WHAT THIS TASK INVOLVES:
Would you copy out the whole listing exactly as given?

╭─ EXERCISE MATERIAL

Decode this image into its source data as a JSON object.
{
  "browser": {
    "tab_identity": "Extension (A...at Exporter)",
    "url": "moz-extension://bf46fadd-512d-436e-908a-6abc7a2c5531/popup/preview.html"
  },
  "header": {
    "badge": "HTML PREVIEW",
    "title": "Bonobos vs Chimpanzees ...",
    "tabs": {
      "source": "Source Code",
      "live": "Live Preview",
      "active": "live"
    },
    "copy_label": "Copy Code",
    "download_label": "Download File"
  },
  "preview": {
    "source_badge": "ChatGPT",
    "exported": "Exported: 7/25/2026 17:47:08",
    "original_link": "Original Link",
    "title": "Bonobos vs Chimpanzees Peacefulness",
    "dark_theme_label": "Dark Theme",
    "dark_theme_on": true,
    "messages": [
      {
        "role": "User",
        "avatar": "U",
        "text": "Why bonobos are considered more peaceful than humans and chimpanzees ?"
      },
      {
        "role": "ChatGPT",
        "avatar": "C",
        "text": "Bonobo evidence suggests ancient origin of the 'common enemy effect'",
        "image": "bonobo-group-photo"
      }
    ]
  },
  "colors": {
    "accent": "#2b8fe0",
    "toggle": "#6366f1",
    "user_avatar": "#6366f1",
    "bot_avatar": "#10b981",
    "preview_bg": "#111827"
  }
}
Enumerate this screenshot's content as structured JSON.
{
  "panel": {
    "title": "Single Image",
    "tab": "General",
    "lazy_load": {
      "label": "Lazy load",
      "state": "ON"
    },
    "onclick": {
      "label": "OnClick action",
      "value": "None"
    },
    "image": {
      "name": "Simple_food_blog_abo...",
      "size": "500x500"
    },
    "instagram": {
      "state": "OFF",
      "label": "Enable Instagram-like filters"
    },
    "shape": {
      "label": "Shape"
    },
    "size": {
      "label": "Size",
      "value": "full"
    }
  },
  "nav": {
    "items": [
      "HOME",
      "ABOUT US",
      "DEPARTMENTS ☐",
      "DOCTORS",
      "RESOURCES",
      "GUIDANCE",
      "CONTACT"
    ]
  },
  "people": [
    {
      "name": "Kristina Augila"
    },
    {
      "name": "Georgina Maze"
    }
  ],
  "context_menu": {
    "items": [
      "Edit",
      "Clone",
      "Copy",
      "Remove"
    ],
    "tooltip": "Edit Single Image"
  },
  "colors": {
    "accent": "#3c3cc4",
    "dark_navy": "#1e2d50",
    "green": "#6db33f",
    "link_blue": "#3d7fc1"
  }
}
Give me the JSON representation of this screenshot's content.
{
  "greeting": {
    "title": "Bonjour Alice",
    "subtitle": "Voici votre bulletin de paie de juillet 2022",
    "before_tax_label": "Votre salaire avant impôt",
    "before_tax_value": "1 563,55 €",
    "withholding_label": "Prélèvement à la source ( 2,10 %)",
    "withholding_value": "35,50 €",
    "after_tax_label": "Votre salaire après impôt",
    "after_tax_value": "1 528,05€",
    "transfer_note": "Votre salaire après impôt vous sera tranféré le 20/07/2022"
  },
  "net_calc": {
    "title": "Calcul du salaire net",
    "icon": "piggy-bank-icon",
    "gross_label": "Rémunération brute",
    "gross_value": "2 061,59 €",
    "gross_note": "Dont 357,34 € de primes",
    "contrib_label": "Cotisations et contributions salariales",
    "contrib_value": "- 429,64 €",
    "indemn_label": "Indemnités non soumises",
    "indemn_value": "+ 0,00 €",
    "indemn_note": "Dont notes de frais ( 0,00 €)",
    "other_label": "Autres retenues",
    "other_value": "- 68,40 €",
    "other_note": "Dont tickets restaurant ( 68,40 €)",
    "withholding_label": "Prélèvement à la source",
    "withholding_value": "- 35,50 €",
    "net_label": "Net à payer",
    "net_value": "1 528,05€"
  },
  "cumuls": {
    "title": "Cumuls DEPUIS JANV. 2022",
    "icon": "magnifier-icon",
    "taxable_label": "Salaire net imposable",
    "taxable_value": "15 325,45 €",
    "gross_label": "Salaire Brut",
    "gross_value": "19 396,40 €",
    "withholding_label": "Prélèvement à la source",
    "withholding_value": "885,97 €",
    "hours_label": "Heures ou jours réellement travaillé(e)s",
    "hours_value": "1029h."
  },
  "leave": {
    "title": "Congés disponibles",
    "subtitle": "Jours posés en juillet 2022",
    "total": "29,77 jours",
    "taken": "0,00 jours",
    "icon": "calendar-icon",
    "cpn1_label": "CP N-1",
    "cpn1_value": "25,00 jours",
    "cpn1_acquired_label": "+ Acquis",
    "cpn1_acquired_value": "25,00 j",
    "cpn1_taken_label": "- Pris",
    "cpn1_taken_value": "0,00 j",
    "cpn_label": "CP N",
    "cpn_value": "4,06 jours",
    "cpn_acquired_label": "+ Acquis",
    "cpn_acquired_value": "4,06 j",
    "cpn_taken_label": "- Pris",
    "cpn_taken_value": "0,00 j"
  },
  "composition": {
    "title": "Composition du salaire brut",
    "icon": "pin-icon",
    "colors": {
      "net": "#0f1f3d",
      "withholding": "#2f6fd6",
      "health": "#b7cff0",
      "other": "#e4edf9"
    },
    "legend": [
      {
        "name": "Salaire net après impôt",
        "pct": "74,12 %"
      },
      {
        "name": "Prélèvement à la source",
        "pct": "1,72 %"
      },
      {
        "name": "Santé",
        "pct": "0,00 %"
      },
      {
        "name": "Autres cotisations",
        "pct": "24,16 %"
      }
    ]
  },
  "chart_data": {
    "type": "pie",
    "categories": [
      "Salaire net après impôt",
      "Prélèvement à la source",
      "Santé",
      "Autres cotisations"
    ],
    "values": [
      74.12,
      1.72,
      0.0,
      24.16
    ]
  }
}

╰─

SOLUTION TO THIS TASK:
Decode this image into its source data as a JSON object.
{
  "browser": {
    "tab_identity": "Extension (A...at Exporter)",
    "url": "moz-extension://bf46fadd-512d-436e-908a-6abc7a2c5531/popup/preview.html"
  },
  "header": {
    "badge": "HTML PREVIEW",
    "title": "Bonobos vs Chimpanzees ...",
    "tabs": {
      "source": "Source Code",
      "live": "Live Preview",
      "active": "live"
    },
    "copy_label": "Copy Code",
    "download_label": "Download File"
  },
  "preview": {
    "source_badge": "ChatGPT",
    "exported": "Exported: 7/25/2026 17:47:08",
    "original_link": "Original Link",
    "title": "Bonobos vs Chimpanzees Peacefulness",
    "dark_theme_label": "Dark Theme",
    "dark_theme_on": true,
    "messages": [
      {
        "role": "User",
        "avatar": "U",
        "text": "Why bonobos are considered more peaceful than humans and chimpanzees ?"
      },
      {
        "role": "ChatGPT",
        "avatar": "C",
        "text": "Bonobo evidence suggests ancient origin of the 'common enemy effect'",
        "image": "bonobo-group-photo"
      }
    ]
  },
  "colors": {
    "accent": "#2b8fe0",
    "toggle": "#6366f1",
    "user_avatar": "#6366f1",
    "bot_avatar": "#10b981",
    "preview_bg": "#111827"
  }
}
Enumerate this screenshot's content as structured JSON.
{
  "panel": {
    "title": "Single Image",
    "tab": "General",
    "lazy_load": {
      "label": "Lazy load",
      "state": "ON"
    },
    "onclick": {
      "label": "OnClick action",
      "value": "None"
    },
    "image": {
      "name": "Simple_food_blog_abo...",
      "size": "500x500"
    },
    "instagram": {
      "state": "OFF",
      "label": "Enable Instagram-like filters"
    },
    "shape": {
      "label": "Shape"
    },
    "size": {
      "label": "Size",
      "value": "full"
    }
  },
  "nav": {
    "items": [
      "HOME",
      "ABOUT US",
      "DEPARTMENTS ☐",
      "DOCTORS",
      "RESOURCES",
      "GUIDANCE",
      "CONTACT"
    ]
  },
  "people": [
    {
      "name": "Kristina Augila"
    },
    {
      "name": "Georgina Maze"
    }
  ],
  "context_menu": {
    "items": [
      "Edit",
      "Clone",
      "Copy",
      "Remove"
    ],
    "tooltip": "Edit Single Image"
  },
  "colors": {
    "accent": "#3c3cc4",
    "dark_navy": "#1e2d50",
    "green": "#6db33f",
    "link_blue": "#3d7fc1"
  }
}
Give me the JSON representation of this screenshot's content.
{
  "greeting": {
    "title": "Bonjour Alice",
    "subtitle": "Voici votre bulletin de paie de juillet 2022",
    "before_tax_label": "Votre salaire avant impôt",
    "before_tax_value": "1 563,55 €",
    "withholding_label": "Prélèvement à la source ( 2,10 %)",
    "withholding_value": "35,50 €",
    "after_tax_label": "Votre salaire après impôt",
    "after_tax_value": "1 528,05€",
    "transfer_note": "Votre salaire après impôt vous sera tranféré le 20/07/2022"
  },
  "net_calc": {
    "title": "Calcul du salaire net",
    "icon": "piggy-bank-icon",
    "gross_label": "Rémunération brute",
    "gross_value": "2 061,59 €",
    "gross_note": "Dont 357,34 € de primes",
    "contrib_label": "Cotisations et contributions salariales",
    "contrib_value": "- 429,64 €",
    "indemn_label": "Indemnités non soumises",
    "indemn_value": "+ 0,00 €",
    "indemn_note": "Dont notes de frais ( 0,00 €)",
    "other_label": "Autres retenues",
    "other_value": "- 68,40 €",
    "other_note": "Dont tickets restaurant ( 68,40 €)",
    "withholding_label": "Prélèvement à la source",
    "withholding_value": "- 35,50 €",
    "net_label": "Net à payer",
    "net_value": "1 528,05€"
  },
  "cumuls": {
    "title": "Cumuls DEPUIS JANV. 2022",
    "icon": "magnifier-icon",
    "taxable_label": "Salaire net imposable",
    "taxable_value": "15 325,45 €",
    "gross_label": "Salaire Brut",
    "gross_value": "19 396,40 €",
    "withholding_label": "Prélèvement à la source",
    "withholding_value": "885,97 €",
    "hours_label": "Heures ou jours réellement travaillé(e)s",
    "hours_value": "1029h."
  },
  "leave": {
    "title": "Congés disponibles",
    "subtitle": "Jours posés en juillet 2022",
    "total": "29,77 jours",
    "taken": "0,00 jours",
    "icon": "calendar-icon",
    "cpn1_label": "CP N-1",
    "cpn1_value": "25,00 jours",
    "cpn1_acquired_label": "+ Acquis",
    "cpn1_acquired_value": "25,00 j",
    "cpn1_taken_label": "- Pris",
    "cpn1_taken_value": "0,00 j",
    "cpn_label": "CP N",
    "cpn_value": "4,06 jours",
    "cpn_acquired_label": "+ Acquis",
    "cpn_acquired_value": "4,06 j",
    "cpn_taken_label": "- Pris",
    "cpn_taken_value": "0,00 j"
  },
  "composition": {
    "title": "Composition du salaire brut",
    "icon": "pin-icon",
    "colors": {
      "net": "#0f1f3d",
      "withholding": "#2f6fd6",
      "health": "#b7cff0",
      "other": "#e4edf9"
    },
    "legend": [
      {
        "name": "Salaire net après impôt",
        "pct": "74,12 %"
      },
      {
        "name": "Prélèvement à la source",
        "pct": "1,72 %"
      },
      {
        "name": "Santé",
        "pct": "0,00 %"
      },
      {
        "name": "Autres cotisations",
        "pct": "24,16 %"
      }
    ]
  },
  "chart_data": {
    "type": "pie",
    "categories": [
      "Salaire net après impôt",
      "Prélèvement à la source",
      "Santé",
      "Autres cotisations"
    ],
    "values": [
      74.12,
      1.72,
      0.0,
      24.16
    ]
  }
}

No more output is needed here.